====== RECORD EXCERPTS ======

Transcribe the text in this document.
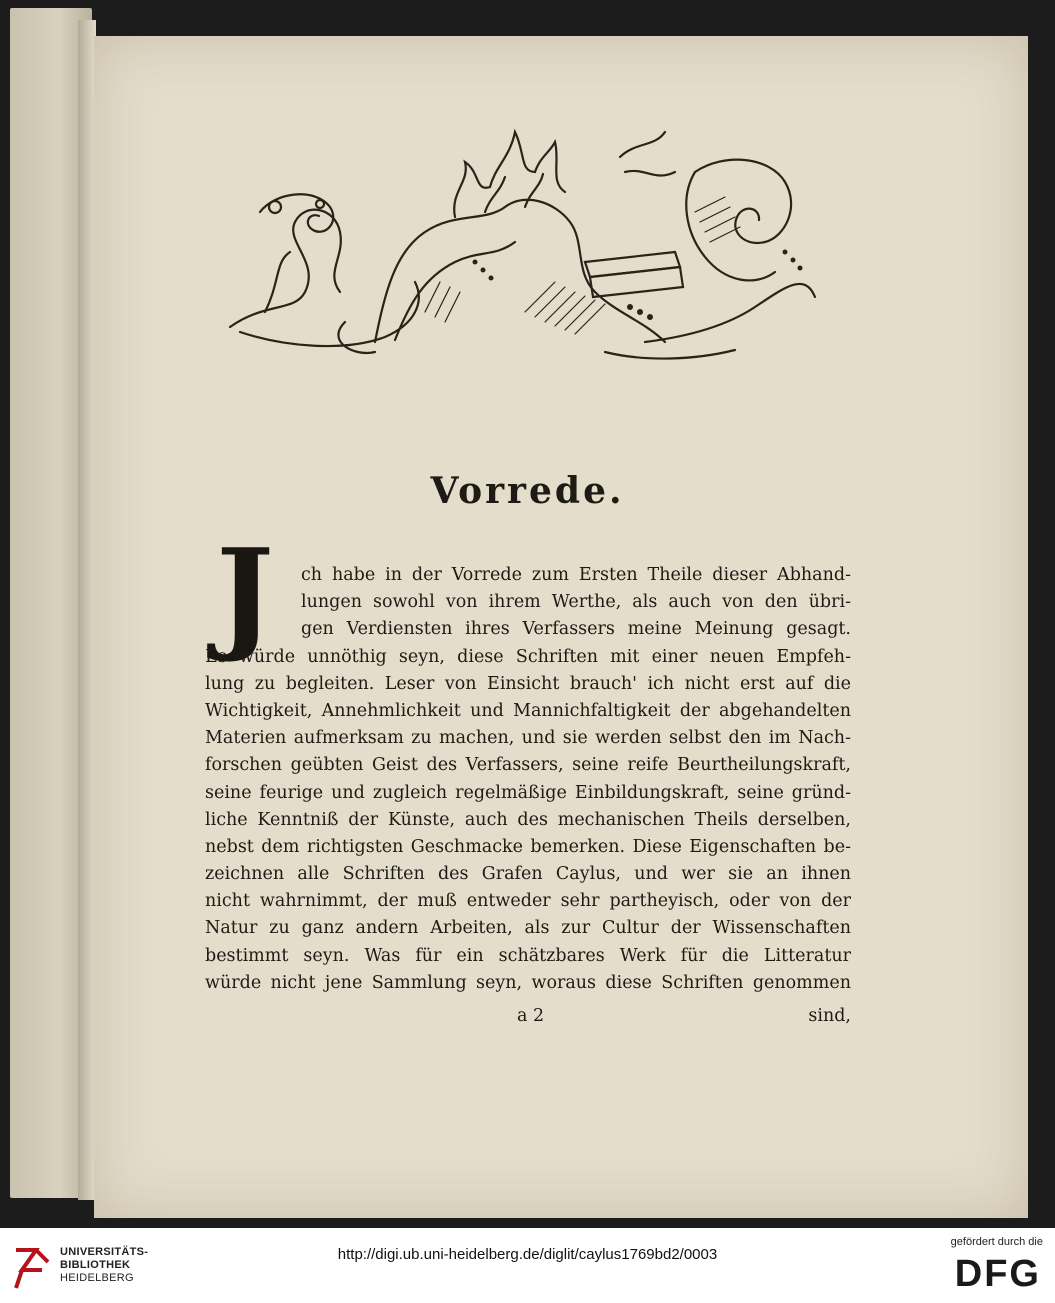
Vorrede.
J	ch habe in der Vorrede zum Ersten Theile dieser Abhand-
lungen sowohl von ihrem Werthe, als auch von den übri-
gen Verdiensten ihres Verfassers meine Meinung gesagt.
Es würde unnöthig seyn, diese Schriften mit einer neuen Empfeh-
lung zu begleiten. Leser von Einsicht brauch' ich nicht erst auf die
Wichtigkeit, Annehmlichkeit und Mannichfaltigkeit der abgehandelten
Materien aufmerksam zu machen, und sie werden selbst den im Nach-
forschen geübten Geist des Verfassers, seine reife Beurtheilungskraft,
seine feurige und zugleich regelmäßige Einbildungskraft, seine gründ-
liche Kenntniß der Künste, auch des mechanischen Theils derselben,
nebst dem richtigsten Geschmacke bemerken. Diese Eigenschaften be-
zeichnen alle Schriften des Grafen Caylus, und wer sie an ihnen
nicht wahrnimmt, der muß entweder sehr partheyisch, oder von der
Natur zu ganz andern Arbeiten, als zur Cultur der Wissenschaften
bestimmt seyn. Was für ein schätzbares Werk für die Litteratur
würde nicht jene Sammlung seyn, woraus diese Schriften genommen
a 2	sind,
UNIVERSITÄTS-
BIBLIOTHEK
HEIDELBERG
http://digi.ub.uni-heidelberg.de/diglit/caylus1769bd2/0003
gefördert durch die
DFG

======

Scan the material above for "seyn". Copy every line where it appears.

Es würde unnöthig seyn, diese Schriften mit einer neuen Empfeh-
bestimmt seyn. Was für ein schätzbares Werk für die Litteratur
würde nicht jene Sammlung seyn, woraus diese Schriften genommen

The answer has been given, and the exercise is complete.